◆ Requirements ◆
The records that follow need to be output exactly as they are.

◆ Extracted entries ◆

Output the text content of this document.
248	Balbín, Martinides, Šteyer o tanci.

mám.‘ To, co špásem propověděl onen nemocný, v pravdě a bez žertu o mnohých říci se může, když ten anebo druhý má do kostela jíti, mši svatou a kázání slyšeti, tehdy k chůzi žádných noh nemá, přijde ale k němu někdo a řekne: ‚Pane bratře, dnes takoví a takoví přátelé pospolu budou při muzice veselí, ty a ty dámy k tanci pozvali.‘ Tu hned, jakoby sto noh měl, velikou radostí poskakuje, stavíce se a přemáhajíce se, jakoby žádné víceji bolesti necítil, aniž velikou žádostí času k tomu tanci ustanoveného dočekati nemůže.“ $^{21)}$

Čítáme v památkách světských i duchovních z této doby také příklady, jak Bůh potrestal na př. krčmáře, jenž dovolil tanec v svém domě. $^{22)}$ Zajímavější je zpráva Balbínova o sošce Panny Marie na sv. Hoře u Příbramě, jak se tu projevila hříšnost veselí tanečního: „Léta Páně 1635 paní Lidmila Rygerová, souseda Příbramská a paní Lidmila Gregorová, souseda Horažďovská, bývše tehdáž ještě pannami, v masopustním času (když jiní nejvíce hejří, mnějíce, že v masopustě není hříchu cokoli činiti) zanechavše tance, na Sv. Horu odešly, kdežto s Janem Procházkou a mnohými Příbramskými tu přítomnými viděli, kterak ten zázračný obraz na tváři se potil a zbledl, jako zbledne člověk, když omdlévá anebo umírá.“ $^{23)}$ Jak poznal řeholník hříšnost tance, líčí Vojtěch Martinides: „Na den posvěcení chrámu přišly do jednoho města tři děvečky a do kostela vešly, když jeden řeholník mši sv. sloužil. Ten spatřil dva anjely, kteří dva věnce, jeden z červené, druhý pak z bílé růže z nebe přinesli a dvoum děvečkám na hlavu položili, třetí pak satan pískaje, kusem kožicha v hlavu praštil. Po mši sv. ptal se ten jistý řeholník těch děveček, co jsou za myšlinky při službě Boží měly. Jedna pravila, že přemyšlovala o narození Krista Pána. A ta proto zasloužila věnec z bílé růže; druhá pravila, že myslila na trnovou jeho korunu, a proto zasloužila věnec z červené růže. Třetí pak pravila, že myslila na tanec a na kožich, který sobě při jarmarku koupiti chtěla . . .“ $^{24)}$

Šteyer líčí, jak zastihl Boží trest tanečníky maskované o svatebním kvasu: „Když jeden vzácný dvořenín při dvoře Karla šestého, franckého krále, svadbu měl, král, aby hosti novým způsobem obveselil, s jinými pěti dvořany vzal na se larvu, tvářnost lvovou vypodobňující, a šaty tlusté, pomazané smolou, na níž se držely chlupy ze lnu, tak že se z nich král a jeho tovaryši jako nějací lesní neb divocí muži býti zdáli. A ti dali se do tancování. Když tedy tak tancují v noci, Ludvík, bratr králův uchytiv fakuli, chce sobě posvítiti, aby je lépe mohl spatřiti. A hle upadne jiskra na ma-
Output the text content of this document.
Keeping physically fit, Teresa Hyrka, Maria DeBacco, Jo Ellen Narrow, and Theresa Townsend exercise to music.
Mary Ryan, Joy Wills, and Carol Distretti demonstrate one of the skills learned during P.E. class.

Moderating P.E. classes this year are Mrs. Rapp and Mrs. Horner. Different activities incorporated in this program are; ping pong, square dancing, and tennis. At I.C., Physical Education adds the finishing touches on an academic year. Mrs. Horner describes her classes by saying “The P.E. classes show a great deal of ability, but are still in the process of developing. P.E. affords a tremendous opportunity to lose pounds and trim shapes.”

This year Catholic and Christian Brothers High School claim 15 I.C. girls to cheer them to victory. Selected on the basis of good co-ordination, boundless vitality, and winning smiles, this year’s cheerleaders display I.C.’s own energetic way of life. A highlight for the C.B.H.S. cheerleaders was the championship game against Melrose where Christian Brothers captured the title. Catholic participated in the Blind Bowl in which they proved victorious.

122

◆ Result ◆
Output the text content of this document.
248	Balbín, Martinides, Šteyer o tanci.

mám.‘ To, co špásem propověděl onen nemocný, v pravdě a bez žertu o mnohých říci se může, když ten anebo druhý má do kostela jíti, mši svatou a kázání slyšeti, tehdy k chůzi žádných noh nemá, přijde ale k němu někdo a řekne: ‚Pane bratře, dnes takoví a takoví přátelé pospolu budou při muzice veselí, ty a ty dámy k tanci pozvali.‘ Tu hned, jakoby sto noh měl, velikou radostí poskakuje, stavíce se a přemáhajíce se, jakoby žádné víceji bolesti necítil, aniž velikou žádostí času k tomu tanci ustanoveného dočekati nemůže.“ $^{21)}$

Čítáme v památkách světských i duchovních z této doby také příklady, jak Bůh potrestal na př. krčmáře, jenž dovolil tanec v svém domě. $^{22)}$ Zajímavější je zpráva Balbínova o sošce Panny Marie na sv. Hoře u Příbramě, jak se tu projevila hříšnost veselí tanečního: „Léta Páně 1635 paní Lidmila Rygerová, souseda Příbramská a paní Lidmila Gregorová, souseda Horažďovská, bývše tehdáž ještě pannami, v masopustním času (když jiní nejvíce hejří, mnějíce, že v masopustě není hříchu cokoli činiti) zanechavše tance, na Sv. Horu odešly, kdežto s Janem Procházkou a mnohými Příbramskými tu přítomnými viděli, kterak ten zázračný obraz na tváři se potil a zbledl, jako zbledne člověk, když omdlévá anebo umírá.“ $^{23)}$ Jak poznal řeholník hříšnost tance, líčí Vojtěch Martinides: „Na den posvěcení chrámu přišly do jednoho města tři děvečky a do kostela vešly, když jeden řeholník mši sv. sloužil. Ten spatřil dva anjely, kteří dva věnce, jeden z červené, druhý pak z bílé růže z nebe přinesli a dvoum děvečkám na hlavu položili, třetí pak satan pískaje, kusem kožicha v hlavu praštil. Po mši sv. ptal se ten jistý řeholník těch děveček, co jsou za myšlinky při službě Boží měly. Jedna pravila, že přemyšlovala o narození Krista Pána. A ta proto zasloužila věnec z bílé růže; druhá pravila, že myslila na trnovou jeho korunu, a proto zasloužila věnec z červené růže. Třetí pak pravila, že myslila na tanec a na kožich, který sobě při jarmarku koupiti chtěla . . .“ $^{24)}$

Šteyer líčí, jak zastihl Boží trest tanečníky maskované o svatebním kvasu: „Když jeden vzácný dvořenín při dvoře Karla šestého, franckého krále, svadbu měl, král, aby hosti novým způsobem obveselil, s jinými pěti dvořany vzal na se larvu, tvářnost lvovou vypodobňující, a šaty tlusté, pomazané smolou, na níž se držely chlupy ze lnu, tak že se z nich král a jeho tovaryši jako nějací lesní neb divocí muži býti zdáli. A ti dali se do tancování. Když tedy tak tancují v noci, Ludvík, bratr králův uchytiv fakuli, chce sobě posvítiti, aby je lépe mohl spatřiti. A hle upadne jiskra na ma-
Output the text content of this document.
Keeping physically fit, Teresa Hyrka, Maria DeBacco, Jo Ellen Narrow, and Theresa Townsend exercise to music.
Mary Ryan, Joy Wills, and Carol Distretti demonstrate one of the skills learned during P.E. class.

Moderating P.E. classes this year are Mrs. Rapp and Mrs. Horner. Different activities incorporated in this program are; ping pong, square dancing, and tennis. At I.C., Physical Education adds the finishing touches on an academic year. Mrs. Horner describes her classes by saying “The P.E. classes show a great deal of ability, but are still in the process of developing. P.E. affords a tremendous opportunity to lose pounds and trim shapes.”

This year Catholic and Christian Brothers High School claim 15 I.C. girls to cheer them to victory. Selected on the basis of good co-ordination, boundless vitality, and winning smiles, this year’s cheerleaders display I.C.’s own energetic way of life. A highlight for the C.B.H.S. cheerleaders was the championship game against Melrose where Christian Brothers captured the title. Catholic participated in the Blind Bowl in which they proved victorious.

122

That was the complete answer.